From the listing below, select every line where the word "fiévre" appears.

Saved entries
↓↓↓

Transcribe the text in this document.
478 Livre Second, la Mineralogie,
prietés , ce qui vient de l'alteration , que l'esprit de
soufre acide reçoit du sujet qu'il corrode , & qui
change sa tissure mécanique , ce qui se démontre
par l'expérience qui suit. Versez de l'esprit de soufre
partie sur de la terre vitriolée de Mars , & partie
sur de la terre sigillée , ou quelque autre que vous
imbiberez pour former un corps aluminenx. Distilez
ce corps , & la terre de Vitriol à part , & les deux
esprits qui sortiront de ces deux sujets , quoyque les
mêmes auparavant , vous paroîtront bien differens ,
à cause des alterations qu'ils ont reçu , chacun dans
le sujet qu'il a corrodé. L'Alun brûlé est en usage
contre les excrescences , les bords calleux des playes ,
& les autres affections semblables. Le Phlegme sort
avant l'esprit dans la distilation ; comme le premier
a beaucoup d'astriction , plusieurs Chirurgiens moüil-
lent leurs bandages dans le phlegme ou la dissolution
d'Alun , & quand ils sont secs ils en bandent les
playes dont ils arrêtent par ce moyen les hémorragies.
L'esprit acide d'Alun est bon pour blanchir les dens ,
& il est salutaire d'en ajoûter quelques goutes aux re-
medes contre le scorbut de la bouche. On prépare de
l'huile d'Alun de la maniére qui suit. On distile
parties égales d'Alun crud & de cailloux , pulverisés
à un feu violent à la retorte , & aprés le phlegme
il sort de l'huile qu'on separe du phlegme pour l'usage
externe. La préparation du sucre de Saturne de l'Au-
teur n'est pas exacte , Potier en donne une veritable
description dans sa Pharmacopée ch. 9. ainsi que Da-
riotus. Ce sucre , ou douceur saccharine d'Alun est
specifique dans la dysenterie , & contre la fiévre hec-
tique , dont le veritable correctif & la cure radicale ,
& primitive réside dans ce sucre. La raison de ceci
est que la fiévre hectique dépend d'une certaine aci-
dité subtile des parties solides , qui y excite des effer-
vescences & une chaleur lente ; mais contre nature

↑↑↑
↓↓↓

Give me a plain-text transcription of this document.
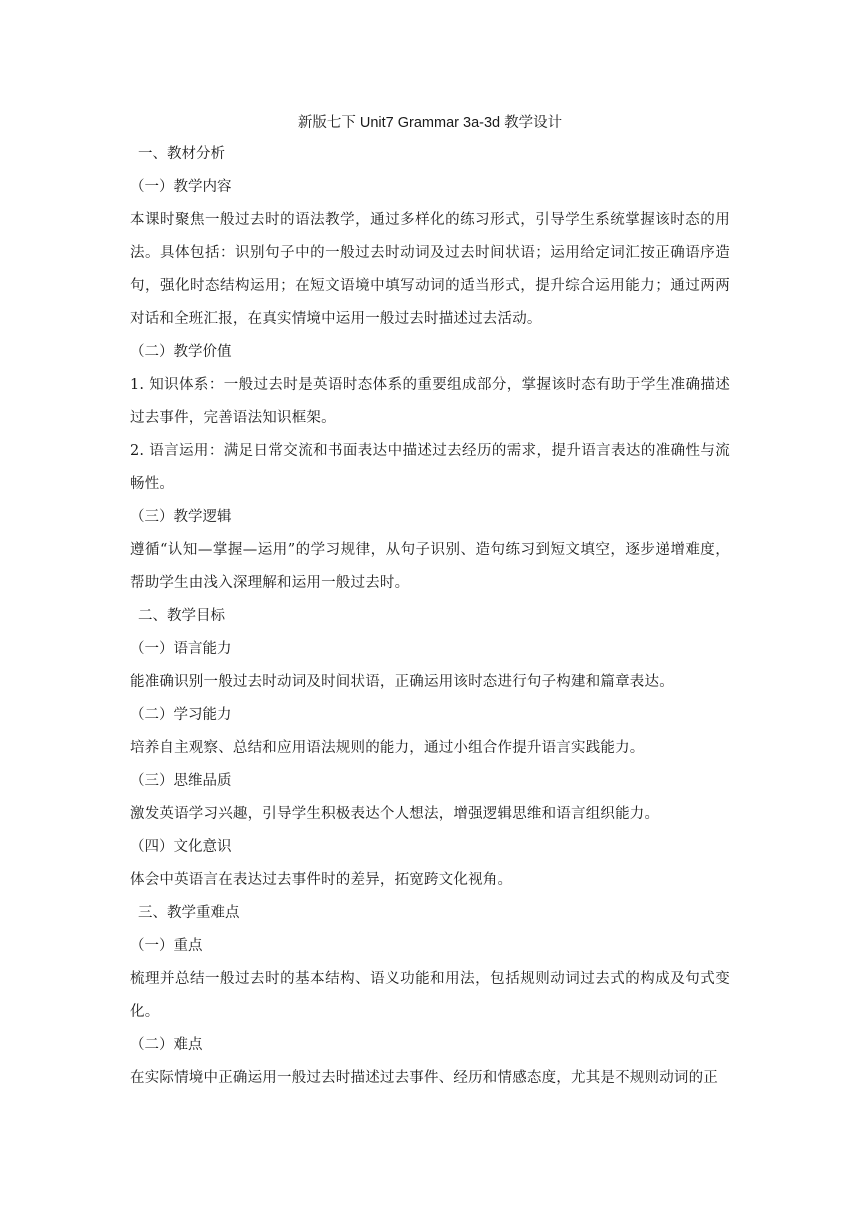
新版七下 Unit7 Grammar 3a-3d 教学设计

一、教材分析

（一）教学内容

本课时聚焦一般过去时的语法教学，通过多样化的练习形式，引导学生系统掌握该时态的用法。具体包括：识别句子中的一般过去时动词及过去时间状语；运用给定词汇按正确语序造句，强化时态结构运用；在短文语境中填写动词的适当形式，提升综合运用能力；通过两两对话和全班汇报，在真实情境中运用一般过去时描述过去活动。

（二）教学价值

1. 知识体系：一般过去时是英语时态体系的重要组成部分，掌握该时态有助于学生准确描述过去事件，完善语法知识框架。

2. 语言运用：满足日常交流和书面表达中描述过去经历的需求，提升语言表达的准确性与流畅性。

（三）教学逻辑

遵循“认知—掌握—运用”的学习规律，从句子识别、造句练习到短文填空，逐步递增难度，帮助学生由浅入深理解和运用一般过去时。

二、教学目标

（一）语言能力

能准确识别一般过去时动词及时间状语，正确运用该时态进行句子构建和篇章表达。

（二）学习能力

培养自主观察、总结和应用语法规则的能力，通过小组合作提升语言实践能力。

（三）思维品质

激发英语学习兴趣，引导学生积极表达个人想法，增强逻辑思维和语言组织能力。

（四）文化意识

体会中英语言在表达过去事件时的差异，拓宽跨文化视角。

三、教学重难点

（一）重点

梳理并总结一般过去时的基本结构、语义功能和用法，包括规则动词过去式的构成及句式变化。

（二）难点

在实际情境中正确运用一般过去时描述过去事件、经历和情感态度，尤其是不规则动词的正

↑↑↑

* WRITTEN ANSWER
specifique dans la dysenterie , & contre la fiévre hec-
est que la fiévre hectique dépend d'une certaine aci-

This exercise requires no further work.